[start]

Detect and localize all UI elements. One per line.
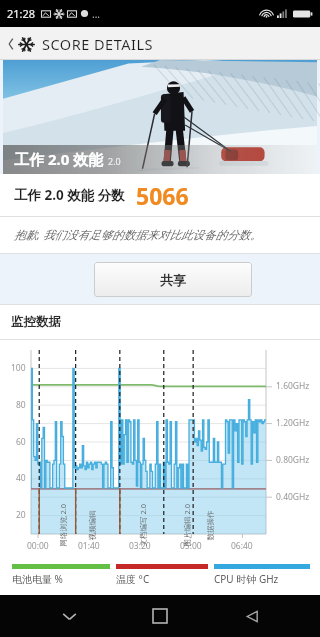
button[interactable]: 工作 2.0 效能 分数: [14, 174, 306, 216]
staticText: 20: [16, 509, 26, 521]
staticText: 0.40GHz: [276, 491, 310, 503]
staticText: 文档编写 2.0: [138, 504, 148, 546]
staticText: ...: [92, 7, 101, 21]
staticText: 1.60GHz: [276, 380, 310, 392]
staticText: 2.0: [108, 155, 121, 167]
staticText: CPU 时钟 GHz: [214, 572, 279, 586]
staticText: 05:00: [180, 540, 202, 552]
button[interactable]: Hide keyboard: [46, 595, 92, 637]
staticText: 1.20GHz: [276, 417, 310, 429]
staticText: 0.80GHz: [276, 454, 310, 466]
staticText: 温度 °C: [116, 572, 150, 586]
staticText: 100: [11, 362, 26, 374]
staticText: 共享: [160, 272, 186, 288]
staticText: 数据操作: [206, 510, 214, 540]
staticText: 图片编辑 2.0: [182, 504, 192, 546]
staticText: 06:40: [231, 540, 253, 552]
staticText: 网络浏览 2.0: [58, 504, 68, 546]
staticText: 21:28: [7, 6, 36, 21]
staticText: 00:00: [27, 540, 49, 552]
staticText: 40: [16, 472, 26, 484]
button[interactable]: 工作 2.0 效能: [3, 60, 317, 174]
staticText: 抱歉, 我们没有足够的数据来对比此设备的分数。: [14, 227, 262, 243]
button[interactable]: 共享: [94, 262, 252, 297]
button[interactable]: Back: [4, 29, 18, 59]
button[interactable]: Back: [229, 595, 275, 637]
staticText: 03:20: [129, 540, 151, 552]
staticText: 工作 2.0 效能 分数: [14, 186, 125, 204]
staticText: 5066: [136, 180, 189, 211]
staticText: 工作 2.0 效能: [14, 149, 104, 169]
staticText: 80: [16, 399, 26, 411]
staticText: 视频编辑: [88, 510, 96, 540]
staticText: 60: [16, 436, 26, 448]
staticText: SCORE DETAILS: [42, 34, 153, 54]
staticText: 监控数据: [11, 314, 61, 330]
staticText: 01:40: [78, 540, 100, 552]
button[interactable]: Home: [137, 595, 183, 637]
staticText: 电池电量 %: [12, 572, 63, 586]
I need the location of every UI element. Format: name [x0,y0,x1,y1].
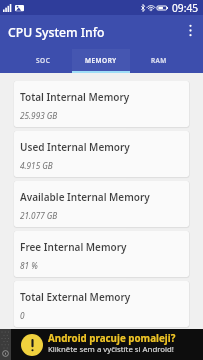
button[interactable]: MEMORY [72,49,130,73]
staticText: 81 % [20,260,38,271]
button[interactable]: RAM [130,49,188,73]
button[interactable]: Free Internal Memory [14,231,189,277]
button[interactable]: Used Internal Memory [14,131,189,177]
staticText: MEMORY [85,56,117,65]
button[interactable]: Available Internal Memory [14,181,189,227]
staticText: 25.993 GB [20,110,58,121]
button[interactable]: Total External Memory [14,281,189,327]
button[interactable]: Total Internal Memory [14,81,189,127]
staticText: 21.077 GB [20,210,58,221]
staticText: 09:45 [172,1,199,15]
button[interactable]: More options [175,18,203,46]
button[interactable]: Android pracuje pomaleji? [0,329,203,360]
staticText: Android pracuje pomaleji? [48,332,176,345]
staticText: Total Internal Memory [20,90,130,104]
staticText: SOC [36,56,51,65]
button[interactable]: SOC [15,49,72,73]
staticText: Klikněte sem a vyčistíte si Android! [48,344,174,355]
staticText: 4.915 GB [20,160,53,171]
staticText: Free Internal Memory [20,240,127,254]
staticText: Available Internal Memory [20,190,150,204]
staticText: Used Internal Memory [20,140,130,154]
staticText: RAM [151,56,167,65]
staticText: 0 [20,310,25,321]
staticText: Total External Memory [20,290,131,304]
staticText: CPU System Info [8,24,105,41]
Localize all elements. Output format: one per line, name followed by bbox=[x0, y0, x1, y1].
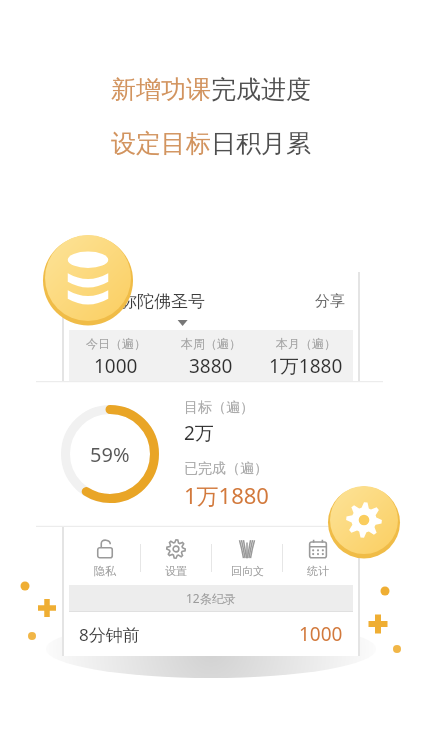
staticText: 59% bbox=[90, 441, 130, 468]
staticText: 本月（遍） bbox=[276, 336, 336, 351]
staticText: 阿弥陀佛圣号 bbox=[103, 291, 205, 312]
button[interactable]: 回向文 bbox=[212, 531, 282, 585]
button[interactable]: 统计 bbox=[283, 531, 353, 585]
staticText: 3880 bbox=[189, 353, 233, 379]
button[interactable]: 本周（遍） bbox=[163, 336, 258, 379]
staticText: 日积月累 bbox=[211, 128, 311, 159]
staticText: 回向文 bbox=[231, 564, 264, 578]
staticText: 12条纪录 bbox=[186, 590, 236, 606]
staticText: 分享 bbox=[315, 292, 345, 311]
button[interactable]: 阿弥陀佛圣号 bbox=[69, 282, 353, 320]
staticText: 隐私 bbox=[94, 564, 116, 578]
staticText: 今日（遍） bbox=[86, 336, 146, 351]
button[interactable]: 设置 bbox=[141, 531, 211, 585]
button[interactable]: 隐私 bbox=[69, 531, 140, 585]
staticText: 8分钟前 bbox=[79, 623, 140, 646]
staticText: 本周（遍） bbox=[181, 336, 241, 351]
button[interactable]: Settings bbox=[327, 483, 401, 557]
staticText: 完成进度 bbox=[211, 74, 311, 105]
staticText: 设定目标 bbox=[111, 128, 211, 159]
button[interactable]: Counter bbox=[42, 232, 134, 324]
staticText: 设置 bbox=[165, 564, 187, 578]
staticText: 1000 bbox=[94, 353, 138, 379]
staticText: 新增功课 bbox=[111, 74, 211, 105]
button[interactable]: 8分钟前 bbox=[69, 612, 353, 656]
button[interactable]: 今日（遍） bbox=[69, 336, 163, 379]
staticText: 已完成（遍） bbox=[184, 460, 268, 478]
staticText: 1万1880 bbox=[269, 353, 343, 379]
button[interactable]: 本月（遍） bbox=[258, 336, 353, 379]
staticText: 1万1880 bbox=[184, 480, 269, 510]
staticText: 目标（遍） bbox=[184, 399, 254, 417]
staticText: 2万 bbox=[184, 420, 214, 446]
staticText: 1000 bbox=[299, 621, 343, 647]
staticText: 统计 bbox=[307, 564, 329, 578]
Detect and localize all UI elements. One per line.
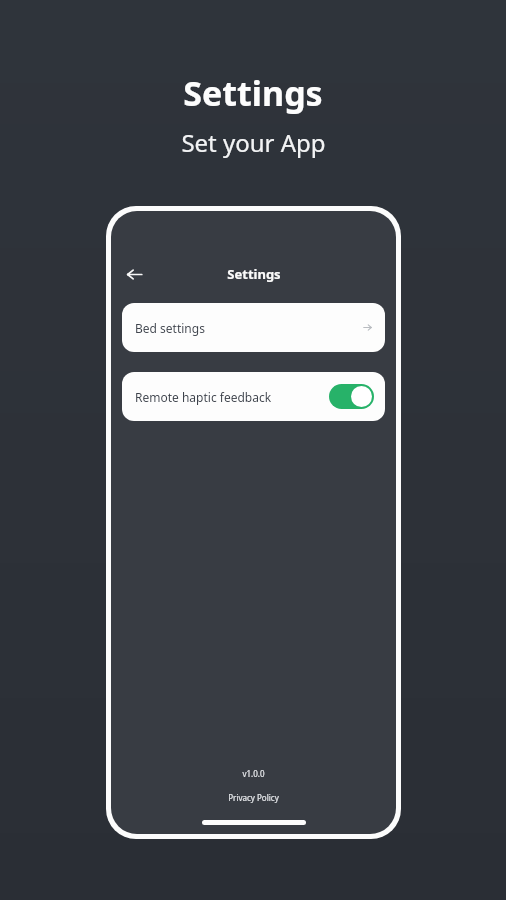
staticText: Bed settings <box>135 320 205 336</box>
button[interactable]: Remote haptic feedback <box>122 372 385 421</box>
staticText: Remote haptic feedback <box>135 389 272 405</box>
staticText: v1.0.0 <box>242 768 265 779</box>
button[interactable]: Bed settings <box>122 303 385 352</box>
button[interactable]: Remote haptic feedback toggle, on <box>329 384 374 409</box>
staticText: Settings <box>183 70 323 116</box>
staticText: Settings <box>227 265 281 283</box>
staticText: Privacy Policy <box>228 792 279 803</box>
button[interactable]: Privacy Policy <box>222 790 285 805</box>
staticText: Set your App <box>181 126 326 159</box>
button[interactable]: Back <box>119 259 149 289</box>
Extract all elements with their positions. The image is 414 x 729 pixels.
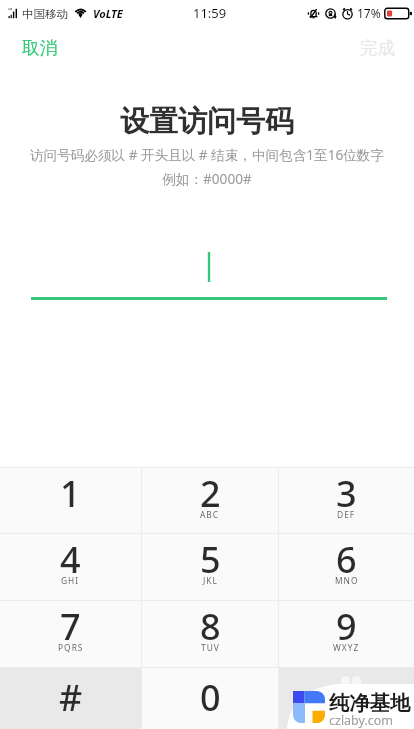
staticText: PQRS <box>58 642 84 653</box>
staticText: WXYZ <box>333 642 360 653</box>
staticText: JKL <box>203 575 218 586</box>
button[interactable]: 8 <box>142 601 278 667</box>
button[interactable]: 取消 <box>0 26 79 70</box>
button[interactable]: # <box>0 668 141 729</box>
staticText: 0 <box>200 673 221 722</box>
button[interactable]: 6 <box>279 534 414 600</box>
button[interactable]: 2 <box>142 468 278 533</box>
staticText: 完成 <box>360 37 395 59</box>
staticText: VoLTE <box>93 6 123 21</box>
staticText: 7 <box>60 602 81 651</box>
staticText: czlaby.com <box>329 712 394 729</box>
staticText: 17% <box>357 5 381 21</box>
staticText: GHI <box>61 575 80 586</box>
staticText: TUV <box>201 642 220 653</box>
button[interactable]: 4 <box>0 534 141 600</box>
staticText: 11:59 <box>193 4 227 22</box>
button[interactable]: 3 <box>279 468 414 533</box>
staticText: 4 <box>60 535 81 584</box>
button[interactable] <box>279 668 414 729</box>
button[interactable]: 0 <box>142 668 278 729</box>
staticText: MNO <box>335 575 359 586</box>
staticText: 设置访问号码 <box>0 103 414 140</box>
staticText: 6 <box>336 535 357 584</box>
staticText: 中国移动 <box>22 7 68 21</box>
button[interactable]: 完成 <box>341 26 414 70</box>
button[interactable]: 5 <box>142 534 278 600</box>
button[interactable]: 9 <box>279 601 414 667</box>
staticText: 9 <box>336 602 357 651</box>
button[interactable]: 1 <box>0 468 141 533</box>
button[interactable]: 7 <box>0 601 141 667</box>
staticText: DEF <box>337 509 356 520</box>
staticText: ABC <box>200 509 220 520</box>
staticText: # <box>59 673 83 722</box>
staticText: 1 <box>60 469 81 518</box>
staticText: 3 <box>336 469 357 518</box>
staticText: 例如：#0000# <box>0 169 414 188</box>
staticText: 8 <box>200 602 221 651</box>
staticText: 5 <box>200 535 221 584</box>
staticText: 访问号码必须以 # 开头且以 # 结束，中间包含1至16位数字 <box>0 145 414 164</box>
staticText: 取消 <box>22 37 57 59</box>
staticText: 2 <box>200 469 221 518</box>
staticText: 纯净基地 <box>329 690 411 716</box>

[end]
[start]

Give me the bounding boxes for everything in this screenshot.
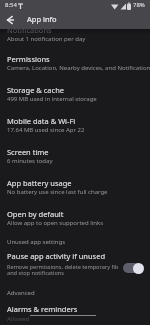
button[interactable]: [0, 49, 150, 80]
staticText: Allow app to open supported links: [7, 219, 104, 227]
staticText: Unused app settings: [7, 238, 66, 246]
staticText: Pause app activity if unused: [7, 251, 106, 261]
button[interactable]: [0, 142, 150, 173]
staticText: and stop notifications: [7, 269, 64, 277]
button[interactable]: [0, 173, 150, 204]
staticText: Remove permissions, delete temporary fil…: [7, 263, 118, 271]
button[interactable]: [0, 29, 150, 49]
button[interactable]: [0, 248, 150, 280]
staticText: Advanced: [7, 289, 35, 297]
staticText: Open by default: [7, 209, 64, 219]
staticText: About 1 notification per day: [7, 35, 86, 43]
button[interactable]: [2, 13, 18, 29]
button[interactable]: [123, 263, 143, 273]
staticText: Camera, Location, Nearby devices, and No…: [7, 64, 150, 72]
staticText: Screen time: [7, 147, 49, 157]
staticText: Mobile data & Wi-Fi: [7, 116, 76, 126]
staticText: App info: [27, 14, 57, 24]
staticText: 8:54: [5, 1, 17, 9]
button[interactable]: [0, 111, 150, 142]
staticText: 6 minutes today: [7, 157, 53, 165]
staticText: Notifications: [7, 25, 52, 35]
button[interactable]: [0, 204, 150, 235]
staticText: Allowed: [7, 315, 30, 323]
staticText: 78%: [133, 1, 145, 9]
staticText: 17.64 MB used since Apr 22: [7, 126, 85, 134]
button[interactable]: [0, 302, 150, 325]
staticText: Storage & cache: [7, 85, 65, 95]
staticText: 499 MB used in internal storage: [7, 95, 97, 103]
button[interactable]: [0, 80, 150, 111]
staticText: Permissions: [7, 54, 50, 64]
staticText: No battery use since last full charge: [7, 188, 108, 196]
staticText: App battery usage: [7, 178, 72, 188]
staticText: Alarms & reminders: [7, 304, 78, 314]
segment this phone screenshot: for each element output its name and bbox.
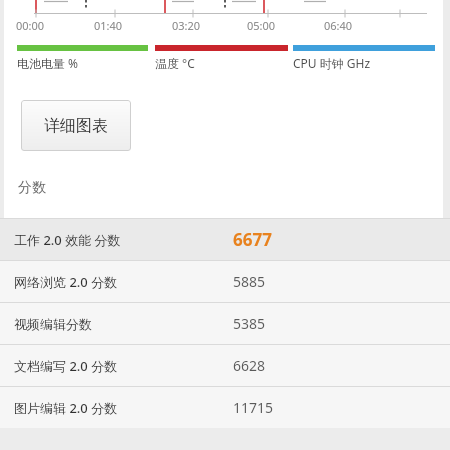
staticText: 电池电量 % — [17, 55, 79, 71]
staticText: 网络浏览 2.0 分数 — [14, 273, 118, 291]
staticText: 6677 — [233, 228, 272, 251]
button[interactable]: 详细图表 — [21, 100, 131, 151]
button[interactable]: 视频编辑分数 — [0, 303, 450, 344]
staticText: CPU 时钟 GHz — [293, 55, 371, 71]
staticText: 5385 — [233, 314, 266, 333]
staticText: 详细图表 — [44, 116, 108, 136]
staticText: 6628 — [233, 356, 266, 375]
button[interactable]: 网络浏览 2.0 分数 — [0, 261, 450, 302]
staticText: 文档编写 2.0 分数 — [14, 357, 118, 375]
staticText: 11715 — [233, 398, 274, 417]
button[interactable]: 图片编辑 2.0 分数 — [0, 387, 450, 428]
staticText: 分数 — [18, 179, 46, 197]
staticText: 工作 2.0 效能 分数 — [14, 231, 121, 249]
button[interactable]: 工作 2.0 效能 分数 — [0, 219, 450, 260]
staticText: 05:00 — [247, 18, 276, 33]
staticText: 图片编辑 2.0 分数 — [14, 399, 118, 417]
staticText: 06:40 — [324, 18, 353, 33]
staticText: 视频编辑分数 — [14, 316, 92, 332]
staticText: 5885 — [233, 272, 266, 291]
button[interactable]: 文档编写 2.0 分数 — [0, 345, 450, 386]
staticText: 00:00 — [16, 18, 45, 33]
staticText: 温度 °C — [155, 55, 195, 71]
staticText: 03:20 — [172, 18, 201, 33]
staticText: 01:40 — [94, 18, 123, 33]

[end]
[start]

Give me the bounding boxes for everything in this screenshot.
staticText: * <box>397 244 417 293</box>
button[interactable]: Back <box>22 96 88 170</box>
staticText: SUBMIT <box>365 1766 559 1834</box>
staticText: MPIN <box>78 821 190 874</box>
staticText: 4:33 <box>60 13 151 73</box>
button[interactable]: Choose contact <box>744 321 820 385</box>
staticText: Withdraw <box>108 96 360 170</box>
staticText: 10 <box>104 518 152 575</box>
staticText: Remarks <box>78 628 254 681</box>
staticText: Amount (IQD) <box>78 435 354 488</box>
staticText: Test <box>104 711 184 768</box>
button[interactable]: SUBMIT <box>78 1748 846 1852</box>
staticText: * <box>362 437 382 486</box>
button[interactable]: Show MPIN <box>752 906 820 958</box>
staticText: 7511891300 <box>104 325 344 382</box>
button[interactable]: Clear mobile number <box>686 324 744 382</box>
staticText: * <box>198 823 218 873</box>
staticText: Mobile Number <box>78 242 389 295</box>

[end]

_Required task_
Put the lines from the one containing "staticText: Bed settings" through the one containing "staticText: Settings <box>183", both included, into a numbered list, and leave out any blank lines.

_The response_
1. staticText: Bed settings <box>135 320 205 336</box>
2. button[interactable]: Remote haptic feedback <box>122 372 385 421</box>
3. staticText: Remote haptic feedback <box>135 389 272 405</box>
4. staticText: v1.0.0 <box>242 768 265 779</box>
5. button[interactable]: Bed settings <box>122 303 385 352</box>
6. button[interactable]: Remote haptic feedback toggle, on <box>329 384 374 409</box>
7. staticText: Settings <box>183 70 323 116</box>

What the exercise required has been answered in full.